Written request = Would you output the whole listing below, exactly as it reads?

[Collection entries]
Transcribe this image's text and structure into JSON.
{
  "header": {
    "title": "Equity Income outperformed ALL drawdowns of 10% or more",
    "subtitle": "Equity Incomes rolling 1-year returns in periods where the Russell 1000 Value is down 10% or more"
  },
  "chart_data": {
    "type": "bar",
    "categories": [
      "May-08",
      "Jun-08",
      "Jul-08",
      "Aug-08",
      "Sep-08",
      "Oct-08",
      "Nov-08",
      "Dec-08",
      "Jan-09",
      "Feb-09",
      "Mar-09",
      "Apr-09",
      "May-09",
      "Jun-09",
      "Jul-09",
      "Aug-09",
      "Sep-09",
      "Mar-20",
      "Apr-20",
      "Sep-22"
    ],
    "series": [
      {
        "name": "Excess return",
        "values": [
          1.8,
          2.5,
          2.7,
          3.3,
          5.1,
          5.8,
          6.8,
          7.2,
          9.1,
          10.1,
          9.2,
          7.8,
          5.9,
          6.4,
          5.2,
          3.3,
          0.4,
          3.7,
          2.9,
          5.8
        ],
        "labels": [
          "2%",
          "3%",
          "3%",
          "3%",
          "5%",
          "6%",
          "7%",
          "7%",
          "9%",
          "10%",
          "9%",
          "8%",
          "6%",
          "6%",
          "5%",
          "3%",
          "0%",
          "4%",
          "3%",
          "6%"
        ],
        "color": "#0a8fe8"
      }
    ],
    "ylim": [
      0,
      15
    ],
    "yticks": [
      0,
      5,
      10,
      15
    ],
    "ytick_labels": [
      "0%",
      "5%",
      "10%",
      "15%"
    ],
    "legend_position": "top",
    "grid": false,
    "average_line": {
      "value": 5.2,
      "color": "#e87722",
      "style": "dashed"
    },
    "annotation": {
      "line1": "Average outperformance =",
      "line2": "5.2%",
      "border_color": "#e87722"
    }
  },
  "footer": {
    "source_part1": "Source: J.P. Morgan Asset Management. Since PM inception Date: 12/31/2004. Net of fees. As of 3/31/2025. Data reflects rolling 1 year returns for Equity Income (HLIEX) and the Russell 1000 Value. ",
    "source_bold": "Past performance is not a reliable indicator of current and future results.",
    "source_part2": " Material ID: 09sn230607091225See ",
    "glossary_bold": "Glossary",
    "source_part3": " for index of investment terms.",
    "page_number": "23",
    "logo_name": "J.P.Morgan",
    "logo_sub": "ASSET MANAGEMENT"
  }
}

Response below =
Transcribe this image's text and structure into JSON.
{
  "header": {
    "title": "Equity Income outperformed ALL drawdowns of 10% or more",
    "subtitle": "Equity Incomes rolling 1-year returns in periods where the Russell 1000 Value is down 10% or more"
  },
  "chart_data": {
    "type": "bar",
    "categories": [
      "May-08",
      "Jun-08",
      "Jul-08",
      "Aug-08",
      "Sep-08",
      "Oct-08",
      "Nov-08",
      "Dec-08",
      "Jan-09",
      "Feb-09",
      "Mar-09",
      "Apr-09",
      "May-09",
      "Jun-09",
      "Jul-09",
      "Aug-09",
      "Sep-09",
      "Mar-20",
      "Apr-20",
      "Sep-22"
    ],
    "series": [
      {
        "name": "Excess return",
        "values": [
          1.8,
          2.5,
          2.7,
          3.3,
          5.1,
          5.8,
          6.8,
          7.2,
          9.1,
          10.1,
          9.2,
          7.8,
          5.9,
          6.4,
          5.2,
          3.3,
          0.4,
          3.7,
          2.9,
          5.8
        ],
        "labels": [
          "2%",
          "3%",
          "3%",
          "3%",
          "5%",
          "6%",
          "7%",
          "7%",
          "9%",
          "10%",
          "9%",
          "8%",
          "6%",
          "6%",
          "5%",
          "3%",
          "0%",
          "4%",
          "3%",
          "6%"
        ],
        "color": "#0a8fe8"
      }
    ],
    "ylim": [
      0,
      15
    ],
    "yticks": [
      0,
      5,
      10,
      15
    ],
    "ytick_labels": [
      "0%",
      "5%",
      "10%",
      "15%"
    ],
    "legend_position": "top",
    "grid": false,
    "average_line": {
      "value": 5.2,
      "color": "#e87722",
      "style": "dashed"
    },
    "annotation": {
      "line1": "Average outperformance =",
      "line2": "5.2%",
      "border_color": "#e87722"
    }
  },
  "footer": {
    "source_part1": "Source: J.P. Morgan Asset Management. Since PM inception Date: 12/31/2004. Net of fees. As of 3/31/2025. Data reflects rolling 1 year returns for Equity Income (HLIEX) and the Russell 1000 Value. ",
    "source_bold": "Past performance is not a reliable indicator of current and future results.",
    "source_part2": " Material ID: 09sn230607091225See ",
    "glossary_bold": "Glossary",
    "source_part3": " for index of investment terms.",
    "page_number": "23",
    "logo_name": "J.P.Morgan",
    "logo_sub": "ASSET MANAGEMENT"
  }
}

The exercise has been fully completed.